»»

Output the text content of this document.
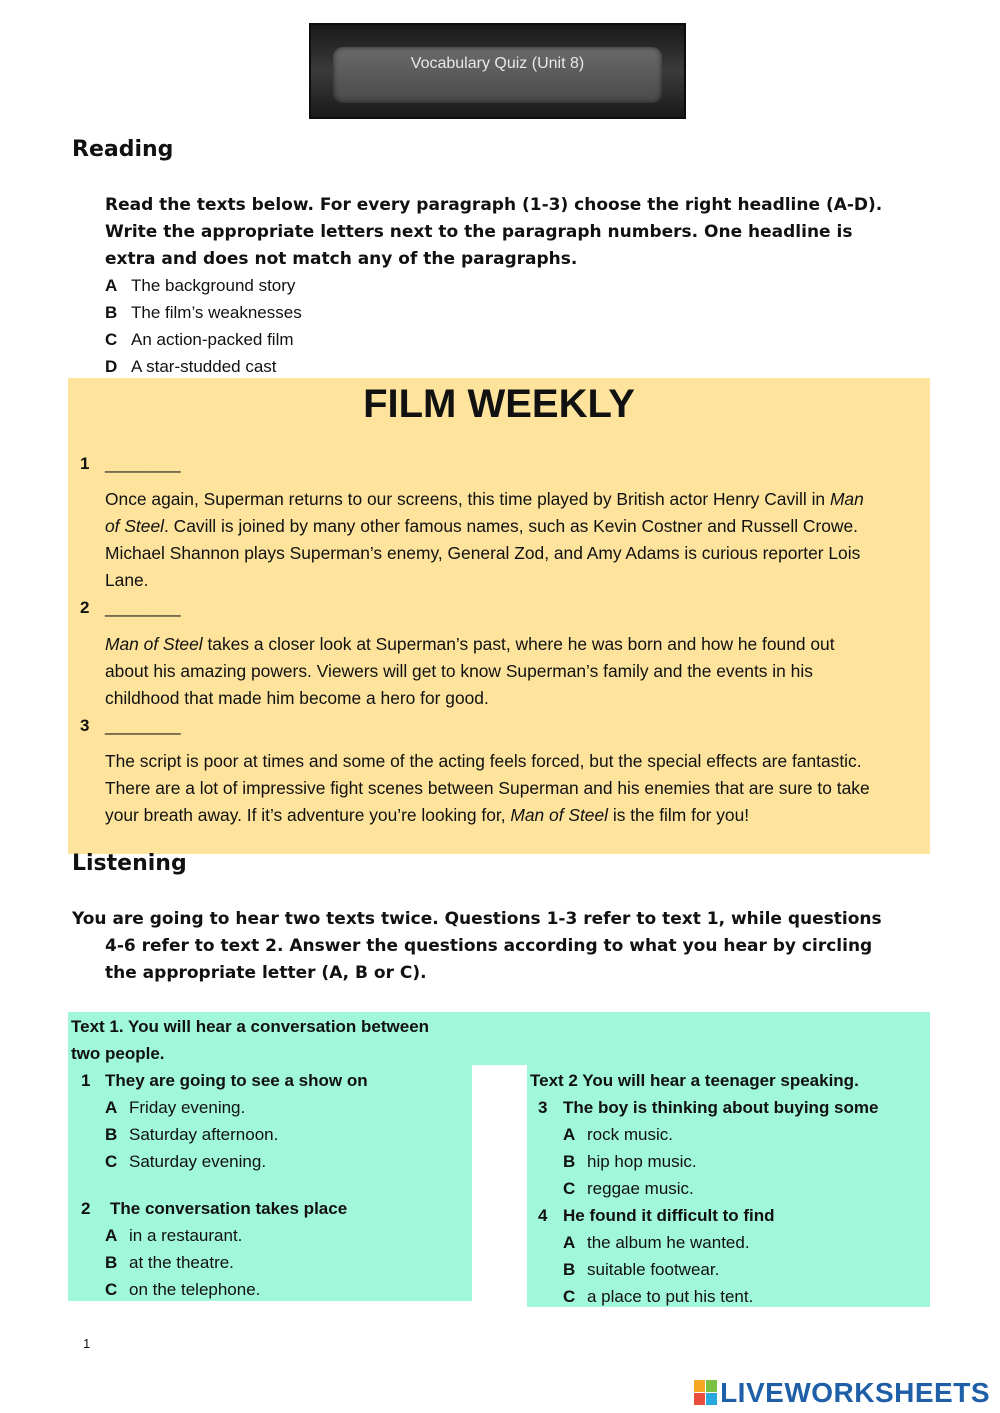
Vocabulary Quiz (Unit 8)
Reading
Read the texts below. For every paragraph (1-3) choose the right headline (A-D).
Write the appropriate letters next to the paragraph numbers. One headline is
extra and does not match any of the paragraphs.
A The background story
B The film’s weaknesses
C An action-packed film
D A star-studded cast
FILM WEEKLY
1 ________
Once again, Superman returns to our screens, this time played by British actor Henry Cavill in Man
of Steel. Cavill is joined by many other famous names, such as Kevin Costner and Russell Crowe.
Michael Shannon plays Superman’s enemy, General Zod, and Amy Adams is curious reporter Lois
Lane.
2 ________
Man of Steel takes a closer look at Superman’s past, where he was born and how he found out
about his amazing powers. Viewers will get to know Superman’s family and the events in his
childhood that made him become a hero for good.
3 ________
The script is poor at times and some of the acting feels forced, but the special effects are fantastic.
There are a lot of impressive fight scenes between Superman and his enemies that are sure to take
your breath away. If it’s adventure you’re looking for, Man of Steel is the film for you!
Listening
You are going to hear two texts twice. Questions 1-3 refer to text 1, while questions
4-6 refer to text 2. Answer the questions according to what you hear by circling
the appropriate letter (A, B or C).
Text 1. You will hear a conversation between
two people.
1 They are going to see a show on
A Friday evening.
B Saturday afternoon.
C Saturday evening.
2 The conversation takes place
A in a restaurant.
B at the theatre.
C on the telephone.
Text 2 You will hear a teenager speaking.
3 The boy is thinking about buying some
A rock music.
B hip hop music.
C reggae music.
4 He found it difficult to find
A the album he wanted.
B suitable footwear.
C a place to put his tent.
1
LIVEWORKSHEETS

««

YOUR INSTRUCTIONS:
Generate a word-for-word copy of the preceding records, excluding all pictures.

SOLUTION BELOW:
Output the text content of this document.
Vocabulary Quiz (Unit 8)
Reading
Read the texts below. For every paragraph (1-3) choose the right headline (A-D).
Write the appropriate letters next to the paragraph numbers. One headline is
extra and does not match any of the paragraphs.
A The background story
B The film’s weaknesses
C An action-packed film
D A star-studded cast
FILM WEEKLY
1 ________
Once again, Superman returns to our screens, this time played by British actor Henry Cavill in Man
of Steel. Cavill is joined by many other famous names, such as Kevin Costner and Russell Crowe.
Michael Shannon plays Superman’s enemy, General Zod, and Amy Adams is curious reporter Lois
Lane.
2 ________
Man of Steel takes a closer look at Superman’s past, where he was born and how he found out
about his amazing powers. Viewers will get to know Superman’s family and the events in his
childhood that made him become a hero for good.
3 ________
The script is poor at times and some of the acting feels forced, but the special effects are fantastic.
There are a lot of impressive fight scenes between Superman and his enemies that are sure to take
your breath away. If it’s adventure you’re looking for, Man of Steel is the film for you!
Listening
You are going to hear two texts twice. Questions 1-3 refer to text 1, while questions
4-6 refer to text 2. Answer the questions according to what you hear by circling
the appropriate letter (A, B or C).
Text 1. You will hear a conversation between
two people.
1 They are going to see a show on
A Friday evening.
B Saturday afternoon.
C Saturday evening.
2 The conversation takes place
A in a restaurant.
B at the theatre.
C on the telephone.
Text 2 You will hear a teenager speaking.
3 The boy is thinking about buying some
A rock music.
B hip hop music.
C reggae music.
4 He found it difficult to find
A the album he wanted.
B suitable footwear.
C a place to put his tent.
1
LIVEWORKSHEETS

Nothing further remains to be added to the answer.